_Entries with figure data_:
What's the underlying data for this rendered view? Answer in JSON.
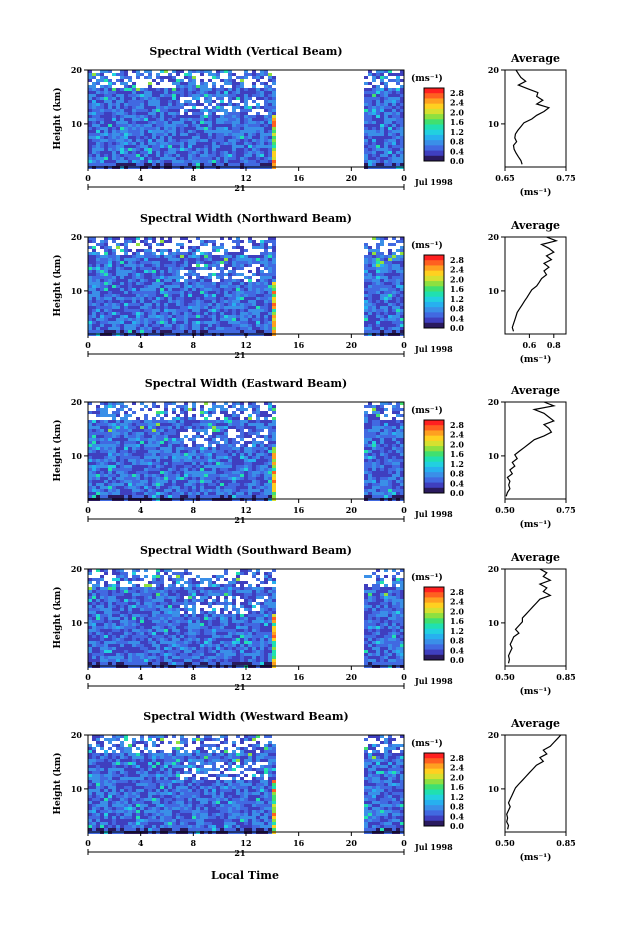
{
  "chart_data": {
    "type": "heatmap",
    "date_label": "Jul 1998",
    "day_label": "21",
    "xlabel": "Local Time",
    "ylabel": "Height (km)",
    "x_ticks": [
      "0",
      "4",
      "8",
      "12",
      "16",
      "20",
      "0"
    ],
    "y_ticks": [
      "20",
      "10"
    ],
    "xlim_hours": [
      0,
      24
    ],
    "ylim_km": [
      2,
      20
    ],
    "data_gap_hours": [
      14.3,
      20.8
    ],
    "colorbar": {
      "unit_label": "(ms⁻¹)",
      "tick_labels": [
        "2.8",
        "2.4",
        "2.0",
        "1.6",
        "1.2",
        "0.8",
        "0.4",
        "0.0"
      ],
      "range": [
        0.0,
        3.0
      ],
      "colors": [
        "#2a1a5e",
        "#3f3fbf",
        "#4169e1",
        "#3a8fe8",
        "#27b0ef",
        "#22d0e0",
        "#20e0b0",
        "#40e070",
        "#8ee040",
        "#d6e030",
        "#ffd020",
        "#ffa020",
        "#ff6020",
        "#ff2020"
      ]
    },
    "profile_title": "Average",
    "profile_unit": "(ms⁻¹)",
    "panels": [
      {
        "title": "Spectral Width (Vertical Beam)",
        "profile_xlim": [
          0.65,
          0.75
        ],
        "profile_ticks": [
          "0.65",
          "0.75"
        ],
        "profile": [
          [
            20,
            0.668
          ],
          [
            19.3,
            0.672
          ],
          [
            18.6,
            0.676
          ],
          [
            17.9,
            0.684
          ],
          [
            17.2,
            0.672
          ],
          [
            16.5,
            0.688
          ],
          [
            15.8,
            0.704
          ],
          [
            15.1,
            0.702
          ],
          [
            14.4,
            0.712
          ],
          [
            13.7,
            0.702
          ],
          [
            13.0,
            0.722
          ],
          [
            12.3,
            0.714
          ],
          [
            11.6,
            0.702
          ],
          [
            10.9,
            0.694
          ],
          [
            10.2,
            0.681
          ],
          [
            9.5,
            0.676
          ],
          [
            8.8,
            0.671
          ],
          [
            8.1,
            0.667
          ],
          [
            7.4,
            0.666
          ],
          [
            6.7,
            0.669
          ],
          [
            6.0,
            0.664
          ],
          [
            5.3,
            0.665
          ],
          [
            4.6,
            0.668
          ],
          [
            3.9,
            0.672
          ],
          [
            3.2,
            0.676
          ],
          [
            2.5,
            0.678
          ]
        ]
      },
      {
        "title": "Spectral Width (Northward Beam)",
        "profile_xlim": [
          0.4,
          0.9
        ],
        "profile_ticks": [
          "0.6",
          "0.8"
        ],
        "profile": [
          [
            20,
            0.74
          ],
          [
            19.3,
            0.82
          ],
          [
            18.6,
            0.7
          ],
          [
            17.9,
            0.76
          ],
          [
            17.2,
            0.8
          ],
          [
            16.5,
            0.74
          ],
          [
            15.8,
            0.78
          ],
          [
            15.1,
            0.72
          ],
          [
            14.4,
            0.76
          ],
          [
            13.7,
            0.72
          ],
          [
            13.0,
            0.74
          ],
          [
            12.3,
            0.7
          ],
          [
            11.6,
            0.68
          ],
          [
            10.9,
            0.66
          ],
          [
            10.2,
            0.62
          ],
          [
            9.5,
            0.6
          ],
          [
            8.8,
            0.58
          ],
          [
            8.1,
            0.56
          ],
          [
            7.4,
            0.54
          ],
          [
            6.7,
            0.52
          ],
          [
            6.0,
            0.5
          ],
          [
            5.3,
            0.49
          ],
          [
            4.6,
            0.48
          ],
          [
            3.9,
            0.47
          ],
          [
            3.2,
            0.46
          ],
          [
            2.5,
            0.47
          ]
        ]
      },
      {
        "title": "Spectral Width (Eastward Beam)",
        "profile_xlim": [
          0.5,
          0.75
        ],
        "profile_ticks": [
          "0.50",
          "0.75"
        ],
        "profile": [
          [
            20,
            0.66
          ],
          [
            19.3,
            0.7
          ],
          [
            18.6,
            0.62
          ],
          [
            17.9,
            0.66
          ],
          [
            17.2,
            0.68
          ],
          [
            16.5,
            0.7
          ],
          [
            15.8,
            0.66
          ],
          [
            15.1,
            0.68
          ],
          [
            14.4,
            0.69
          ],
          [
            13.7,
            0.66
          ],
          [
            13.0,
            0.62
          ],
          [
            12.3,
            0.6
          ],
          [
            11.6,
            0.58
          ],
          [
            10.9,
            0.56
          ],
          [
            10.2,
            0.54
          ],
          [
            9.5,
            0.55
          ],
          [
            8.8,
            0.53
          ],
          [
            8.1,
            0.54
          ],
          [
            7.4,
            0.52
          ],
          [
            6.7,
            0.53
          ],
          [
            6.0,
            0.51
          ],
          [
            5.3,
            0.52
          ],
          [
            4.6,
            0.515
          ],
          [
            3.9,
            0.52
          ],
          [
            3.2,
            0.51
          ],
          [
            2.5,
            0.505
          ]
        ]
      },
      {
        "title": "Spectral Width (Southward Beam)",
        "profile_xlim": [
          0.5,
          0.85
        ],
        "profile_ticks": [
          "0.50",
          "0.85"
        ],
        "profile": [
          [
            20,
            0.7
          ],
          [
            19.3,
            0.74
          ],
          [
            18.6,
            0.72
          ],
          [
            17.9,
            0.76
          ],
          [
            17.2,
            0.7
          ],
          [
            16.5,
            0.74
          ],
          [
            15.8,
            0.72
          ],
          [
            15.1,
            0.76
          ],
          [
            14.4,
            0.7
          ],
          [
            13.7,
            0.68
          ],
          [
            13.0,
            0.66
          ],
          [
            12.3,
            0.64
          ],
          [
            11.6,
            0.62
          ],
          [
            10.9,
            0.6
          ],
          [
            10.2,
            0.6
          ],
          [
            9.5,
            0.58
          ],
          [
            8.8,
            0.56
          ],
          [
            8.1,
            0.58
          ],
          [
            7.4,
            0.55
          ],
          [
            6.7,
            0.54
          ],
          [
            6.0,
            0.53
          ],
          [
            5.3,
            0.54
          ],
          [
            4.6,
            0.53
          ],
          [
            3.9,
            0.52
          ],
          [
            3.2,
            0.525
          ],
          [
            2.5,
            0.52
          ]
        ]
      },
      {
        "title": "Spectral Width (Westward Beam)",
        "profile_xlim": [
          0.5,
          0.85
        ],
        "profile_ticks": [
          "0.50",
          "0.85"
        ],
        "profile": [
          [
            20,
            0.82
          ],
          [
            19.3,
            0.8
          ],
          [
            18.6,
            0.78
          ],
          [
            17.9,
            0.76
          ],
          [
            17.2,
            0.72
          ],
          [
            16.5,
            0.74
          ],
          [
            15.8,
            0.7
          ],
          [
            15.1,
            0.72
          ],
          [
            14.4,
            0.68
          ],
          [
            13.7,
            0.66
          ],
          [
            13.0,
            0.64
          ],
          [
            12.3,
            0.62
          ],
          [
            11.6,
            0.6
          ],
          [
            10.9,
            0.58
          ],
          [
            10.2,
            0.56
          ],
          [
            9.5,
            0.55
          ],
          [
            8.8,
            0.54
          ],
          [
            8.1,
            0.53
          ],
          [
            7.4,
            0.52
          ],
          [
            6.7,
            0.53
          ],
          [
            6.0,
            0.52
          ],
          [
            5.3,
            0.51
          ],
          [
            4.6,
            0.515
          ],
          [
            3.9,
            0.51
          ],
          [
            3.2,
            0.52
          ],
          [
            2.5,
            0.515
          ]
        ]
      }
    ]
  }
}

_Exercise instructions_: Take the listing and print it again exactly, but without any pictures.

_Output_:
What's the underlying data for this rendered view? Answer in JSON.
{
  "chart_data": {
    "type": "heatmap",
    "date_label": "Jul 1998",
    "day_label": "21",
    "xlabel": "Local Time",
    "ylabel": "Height (km)",
    "x_ticks": [
      "0",
      "4",
      "8",
      "12",
      "16",
      "20",
      "0"
    ],
    "y_ticks": [
      "20",
      "10"
    ],
    "xlim_hours": [
      0,
      24
    ],
    "ylim_km": [
      2,
      20
    ],
    "data_gap_hours": [
      14.3,
      20.8
    ],
    "colorbar": {
      "unit_label": "(ms⁻¹)",
      "tick_labels": [
        "2.8",
        "2.4",
        "2.0",
        "1.6",
        "1.2",
        "0.8",
        "0.4",
        "0.0"
      ],
      "range": [
        0.0,
        3.0
      ],
      "colors": [
        "#2a1a5e",
        "#3f3fbf",
        "#4169e1",
        "#3a8fe8",
        "#27b0ef",
        "#22d0e0",
        "#20e0b0",
        "#40e070",
        "#8ee040",
        "#d6e030",
        "#ffd020",
        "#ffa020",
        "#ff6020",
        "#ff2020"
      ]
    },
    "profile_title": "Average",
    "profile_unit": "(ms⁻¹)",
    "panels": [
      {
        "title": "Spectral Width (Vertical Beam)",
        "profile_xlim": [
          0.65,
          0.75
        ],
        "profile_ticks": [
          "0.65",
          "0.75"
        ],
        "profile": [
          [
            20,
            0.668
          ],
          [
            19.3,
            0.672
          ],
          [
            18.6,
            0.676
          ],
          [
            17.9,
            0.684
          ],
          [
            17.2,
            0.672
          ],
          [
            16.5,
            0.688
          ],
          [
            15.8,
            0.704
          ],
          [
            15.1,
            0.702
          ],
          [
            14.4,
            0.712
          ],
          [
            13.7,
            0.702
          ],
          [
            13.0,
            0.722
          ],
          [
            12.3,
            0.714
          ],
          [
            11.6,
            0.702
          ],
          [
            10.9,
            0.694
          ],
          [
            10.2,
            0.681
          ],
          [
            9.5,
            0.676
          ],
          [
            8.8,
            0.671
          ],
          [
            8.1,
            0.667
          ],
          [
            7.4,
            0.666
          ],
          [
            6.7,
            0.669
          ],
          [
            6.0,
            0.664
          ],
          [
            5.3,
            0.665
          ],
          [
            4.6,
            0.668
          ],
          [
            3.9,
            0.672
          ],
          [
            3.2,
            0.676
          ],
          [
            2.5,
            0.678
          ]
        ]
      },
      {
        "title": "Spectral Width (Northward Beam)",
        "profile_xlim": [
          0.4,
          0.9
        ],
        "profile_ticks": [
          "0.6",
          "0.8"
        ],
        "profile": [
          [
            20,
            0.74
          ],
          [
            19.3,
            0.82
          ],
          [
            18.6,
            0.7
          ],
          [
            17.9,
            0.76
          ],
          [
            17.2,
            0.8
          ],
          [
            16.5,
            0.74
          ],
          [
            15.8,
            0.78
          ],
          [
            15.1,
            0.72
          ],
          [
            14.4,
            0.76
          ],
          [
            13.7,
            0.72
          ],
          [
            13.0,
            0.74
          ],
          [
            12.3,
            0.7
          ],
          [
            11.6,
            0.68
          ],
          [
            10.9,
            0.66
          ],
          [
            10.2,
            0.62
          ],
          [
            9.5,
            0.6
          ],
          [
            8.8,
            0.58
          ],
          [
            8.1,
            0.56
          ],
          [
            7.4,
            0.54
          ],
          [
            6.7,
            0.52
          ],
          [
            6.0,
            0.5
          ],
          [
            5.3,
            0.49
          ],
          [
            4.6,
            0.48
          ],
          [
            3.9,
            0.47
          ],
          [
            3.2,
            0.46
          ],
          [
            2.5,
            0.47
          ]
        ]
      },
      {
        "title": "Spectral Width (Eastward Beam)",
        "profile_xlim": [
          0.5,
          0.75
        ],
        "profile_ticks": [
          "0.50",
          "0.75"
        ],
        "profile": [
          [
            20,
            0.66
          ],
          [
            19.3,
            0.7
          ],
          [
            18.6,
            0.62
          ],
          [
            17.9,
            0.66
          ],
          [
            17.2,
            0.68
          ],
          [
            16.5,
            0.7
          ],
          [
            15.8,
            0.66
          ],
          [
            15.1,
            0.68
          ],
          [
            14.4,
            0.69
          ],
          [
            13.7,
            0.66
          ],
          [
            13.0,
            0.62
          ],
          [
            12.3,
            0.6
          ],
          [
            11.6,
            0.58
          ],
          [
            10.9,
            0.56
          ],
          [
            10.2,
            0.54
          ],
          [
            9.5,
            0.55
          ],
          [
            8.8,
            0.53
          ],
          [
            8.1,
            0.54
          ],
          [
            7.4,
            0.52
          ],
          [
            6.7,
            0.53
          ],
          [
            6.0,
            0.51
          ],
          [
            5.3,
            0.52
          ],
          [
            4.6,
            0.515
          ],
          [
            3.9,
            0.52
          ],
          [
            3.2,
            0.51
          ],
          [
            2.5,
            0.505
          ]
        ]
      },
      {
        "title": "Spectral Width (Southward Beam)",
        "profile_xlim": [
          0.5,
          0.85
        ],
        "profile_ticks": [
          "0.50",
          "0.85"
        ],
        "profile": [
          [
            20,
            0.7
          ],
          [
            19.3,
            0.74
          ],
          [
            18.6,
            0.72
          ],
          [
            17.9,
            0.76
          ],
          [
            17.2,
            0.7
          ],
          [
            16.5,
            0.74
          ],
          [
            15.8,
            0.72
          ],
          [
            15.1,
            0.76
          ],
          [
            14.4,
            0.7
          ],
          [
            13.7,
            0.68
          ],
          [
            13.0,
            0.66
          ],
          [
            12.3,
            0.64
          ],
          [
            11.6,
            0.62
          ],
          [
            10.9,
            0.6
          ],
          [
            10.2,
            0.6
          ],
          [
            9.5,
            0.58
          ],
          [
            8.8,
            0.56
          ],
          [
            8.1,
            0.58
          ],
          [
            7.4,
            0.55
          ],
          [
            6.7,
            0.54
          ],
          [
            6.0,
            0.53
          ],
          [
            5.3,
            0.54
          ],
          [
            4.6,
            0.53
          ],
          [
            3.9,
            0.52
          ],
          [
            3.2,
            0.525
          ],
          [
            2.5,
            0.52
          ]
        ]
      },
      {
        "title": "Spectral Width (Westward Beam)",
        "profile_xlim": [
          0.5,
          0.85
        ],
        "profile_ticks": [
          "0.50",
          "0.85"
        ],
        "profile": [
          [
            20,
            0.82
          ],
          [
            19.3,
            0.8
          ],
          [
            18.6,
            0.78
          ],
          [
            17.9,
            0.76
          ],
          [
            17.2,
            0.72
          ],
          [
            16.5,
            0.74
          ],
          [
            15.8,
            0.7
          ],
          [
            15.1,
            0.72
          ],
          [
            14.4,
            0.68
          ],
          [
            13.7,
            0.66
          ],
          [
            13.0,
            0.64
          ],
          [
            12.3,
            0.62
          ],
          [
            11.6,
            0.6
          ],
          [
            10.9,
            0.58
          ],
          [
            10.2,
            0.56
          ],
          [
            9.5,
            0.55
          ],
          [
            8.8,
            0.54
          ],
          [
            8.1,
            0.53
          ],
          [
            7.4,
            0.52
          ],
          [
            6.7,
            0.53
          ],
          [
            6.0,
            0.52
          ],
          [
            5.3,
            0.51
          ],
          [
            4.6,
            0.515
          ],
          [
            3.9,
            0.51
          ],
          [
            3.2,
            0.52
          ],
          [
            2.5,
            0.515
          ]
        ]
      }
    ]
  }
}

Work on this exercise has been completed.